* WHAT YOU SHOULD DO *
Pull out each line of the data containing the string "MESA", matching case exactly.

- - -

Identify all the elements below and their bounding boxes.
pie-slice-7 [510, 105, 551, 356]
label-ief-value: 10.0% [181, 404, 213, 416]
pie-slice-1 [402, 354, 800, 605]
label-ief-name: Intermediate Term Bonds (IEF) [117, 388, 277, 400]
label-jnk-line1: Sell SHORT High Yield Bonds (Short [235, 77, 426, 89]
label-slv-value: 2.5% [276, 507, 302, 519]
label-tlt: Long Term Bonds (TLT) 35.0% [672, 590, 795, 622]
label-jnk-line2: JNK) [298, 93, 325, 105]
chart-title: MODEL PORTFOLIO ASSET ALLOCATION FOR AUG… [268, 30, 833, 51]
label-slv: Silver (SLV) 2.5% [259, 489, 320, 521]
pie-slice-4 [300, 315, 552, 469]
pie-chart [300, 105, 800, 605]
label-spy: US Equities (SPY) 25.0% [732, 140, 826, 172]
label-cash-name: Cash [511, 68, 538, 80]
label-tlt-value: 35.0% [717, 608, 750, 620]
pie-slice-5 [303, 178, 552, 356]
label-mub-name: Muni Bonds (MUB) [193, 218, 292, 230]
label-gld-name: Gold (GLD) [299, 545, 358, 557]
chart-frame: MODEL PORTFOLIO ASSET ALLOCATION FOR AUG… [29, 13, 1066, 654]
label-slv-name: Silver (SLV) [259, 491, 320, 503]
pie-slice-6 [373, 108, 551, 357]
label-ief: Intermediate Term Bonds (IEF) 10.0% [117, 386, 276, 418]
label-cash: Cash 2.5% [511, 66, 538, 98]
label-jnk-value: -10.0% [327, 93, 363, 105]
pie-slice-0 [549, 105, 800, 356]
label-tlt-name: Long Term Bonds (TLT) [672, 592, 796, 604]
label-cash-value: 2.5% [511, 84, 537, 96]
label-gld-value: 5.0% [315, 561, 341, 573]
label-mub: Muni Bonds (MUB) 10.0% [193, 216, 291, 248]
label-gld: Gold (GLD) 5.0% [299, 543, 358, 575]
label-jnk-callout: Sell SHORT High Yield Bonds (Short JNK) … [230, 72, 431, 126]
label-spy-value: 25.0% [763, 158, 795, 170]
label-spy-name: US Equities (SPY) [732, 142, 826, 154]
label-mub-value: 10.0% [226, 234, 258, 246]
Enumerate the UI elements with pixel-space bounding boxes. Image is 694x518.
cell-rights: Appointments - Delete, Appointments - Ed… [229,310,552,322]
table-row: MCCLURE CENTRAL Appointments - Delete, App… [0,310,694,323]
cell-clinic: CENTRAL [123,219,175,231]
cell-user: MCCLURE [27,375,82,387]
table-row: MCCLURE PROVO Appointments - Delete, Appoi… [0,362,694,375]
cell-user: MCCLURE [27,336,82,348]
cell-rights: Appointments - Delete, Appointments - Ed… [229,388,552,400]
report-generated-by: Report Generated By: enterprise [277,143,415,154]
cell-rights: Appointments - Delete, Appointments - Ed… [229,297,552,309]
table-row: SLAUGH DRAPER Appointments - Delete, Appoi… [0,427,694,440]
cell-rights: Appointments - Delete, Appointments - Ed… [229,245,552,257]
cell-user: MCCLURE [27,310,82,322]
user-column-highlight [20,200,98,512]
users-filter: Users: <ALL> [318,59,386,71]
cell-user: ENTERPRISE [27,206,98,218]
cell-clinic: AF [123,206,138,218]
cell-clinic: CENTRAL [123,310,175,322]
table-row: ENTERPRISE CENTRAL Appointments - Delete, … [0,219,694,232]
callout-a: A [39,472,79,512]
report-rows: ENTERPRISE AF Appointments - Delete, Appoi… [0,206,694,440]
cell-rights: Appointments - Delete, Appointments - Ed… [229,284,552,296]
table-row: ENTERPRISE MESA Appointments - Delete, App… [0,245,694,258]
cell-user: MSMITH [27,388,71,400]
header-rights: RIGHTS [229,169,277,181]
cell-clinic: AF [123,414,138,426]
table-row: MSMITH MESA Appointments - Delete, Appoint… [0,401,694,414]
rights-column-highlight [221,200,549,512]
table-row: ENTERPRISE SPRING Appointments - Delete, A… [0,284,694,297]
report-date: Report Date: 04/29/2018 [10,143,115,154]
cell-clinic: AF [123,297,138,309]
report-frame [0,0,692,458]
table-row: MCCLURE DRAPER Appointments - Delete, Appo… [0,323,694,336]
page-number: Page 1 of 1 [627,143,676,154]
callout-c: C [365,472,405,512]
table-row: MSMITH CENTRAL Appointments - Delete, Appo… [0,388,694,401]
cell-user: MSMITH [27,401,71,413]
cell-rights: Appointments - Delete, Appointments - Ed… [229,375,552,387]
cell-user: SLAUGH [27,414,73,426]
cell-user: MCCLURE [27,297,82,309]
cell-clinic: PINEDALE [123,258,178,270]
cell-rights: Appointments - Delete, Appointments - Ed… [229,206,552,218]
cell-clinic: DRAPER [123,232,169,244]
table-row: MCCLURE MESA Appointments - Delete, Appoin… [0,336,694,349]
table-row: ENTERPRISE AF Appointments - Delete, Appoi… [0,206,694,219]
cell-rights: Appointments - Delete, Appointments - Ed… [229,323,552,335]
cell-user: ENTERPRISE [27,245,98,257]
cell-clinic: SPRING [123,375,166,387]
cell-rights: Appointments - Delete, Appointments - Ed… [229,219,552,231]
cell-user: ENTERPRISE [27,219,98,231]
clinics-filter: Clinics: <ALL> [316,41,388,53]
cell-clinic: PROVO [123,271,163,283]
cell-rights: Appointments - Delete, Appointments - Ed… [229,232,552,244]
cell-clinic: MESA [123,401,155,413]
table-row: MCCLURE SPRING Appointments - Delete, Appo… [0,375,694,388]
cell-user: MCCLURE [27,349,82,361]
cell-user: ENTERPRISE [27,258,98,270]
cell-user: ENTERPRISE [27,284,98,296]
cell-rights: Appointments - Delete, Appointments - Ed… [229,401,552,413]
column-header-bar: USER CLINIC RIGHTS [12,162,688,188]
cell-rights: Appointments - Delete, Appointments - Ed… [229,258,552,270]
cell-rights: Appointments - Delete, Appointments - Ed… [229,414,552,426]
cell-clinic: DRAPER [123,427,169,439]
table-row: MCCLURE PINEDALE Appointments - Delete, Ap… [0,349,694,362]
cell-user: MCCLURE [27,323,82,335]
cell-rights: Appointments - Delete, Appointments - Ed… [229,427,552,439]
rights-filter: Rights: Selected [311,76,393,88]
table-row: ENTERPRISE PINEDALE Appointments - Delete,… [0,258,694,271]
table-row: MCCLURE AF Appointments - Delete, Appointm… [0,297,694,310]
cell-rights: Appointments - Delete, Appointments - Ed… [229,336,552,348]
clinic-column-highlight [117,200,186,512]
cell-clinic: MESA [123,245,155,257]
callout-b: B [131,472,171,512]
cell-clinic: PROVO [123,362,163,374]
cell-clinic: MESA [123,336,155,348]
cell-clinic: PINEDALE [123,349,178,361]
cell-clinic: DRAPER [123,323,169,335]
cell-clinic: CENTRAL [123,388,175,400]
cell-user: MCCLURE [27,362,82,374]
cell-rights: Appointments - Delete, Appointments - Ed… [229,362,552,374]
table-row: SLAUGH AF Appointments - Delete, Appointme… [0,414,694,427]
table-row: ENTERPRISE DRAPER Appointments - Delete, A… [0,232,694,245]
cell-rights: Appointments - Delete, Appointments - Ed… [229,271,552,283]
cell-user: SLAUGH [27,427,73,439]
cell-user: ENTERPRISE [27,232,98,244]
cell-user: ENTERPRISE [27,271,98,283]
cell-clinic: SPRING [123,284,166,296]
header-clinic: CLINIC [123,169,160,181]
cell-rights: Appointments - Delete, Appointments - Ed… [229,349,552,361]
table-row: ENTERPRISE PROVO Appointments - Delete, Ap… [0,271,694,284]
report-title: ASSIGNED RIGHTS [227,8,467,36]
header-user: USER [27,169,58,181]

- - -

* EXERCISE OUTPUT *
table-row: ENTERPRISE MESA Appointments - Delete, App… [0,245,694,258]
table-row: MSMITH MESA Appointments - Delete, Appoint… [0,401,694,414]
table-row: MCCLURE MESA Appointments - Delete, Appoin… [0,336,694,349]
cell-clinic: MESA [123,401,155,413]
cell-clinic: MESA [123,245,155,257]
cell-clinic: MESA [123,336,155,348]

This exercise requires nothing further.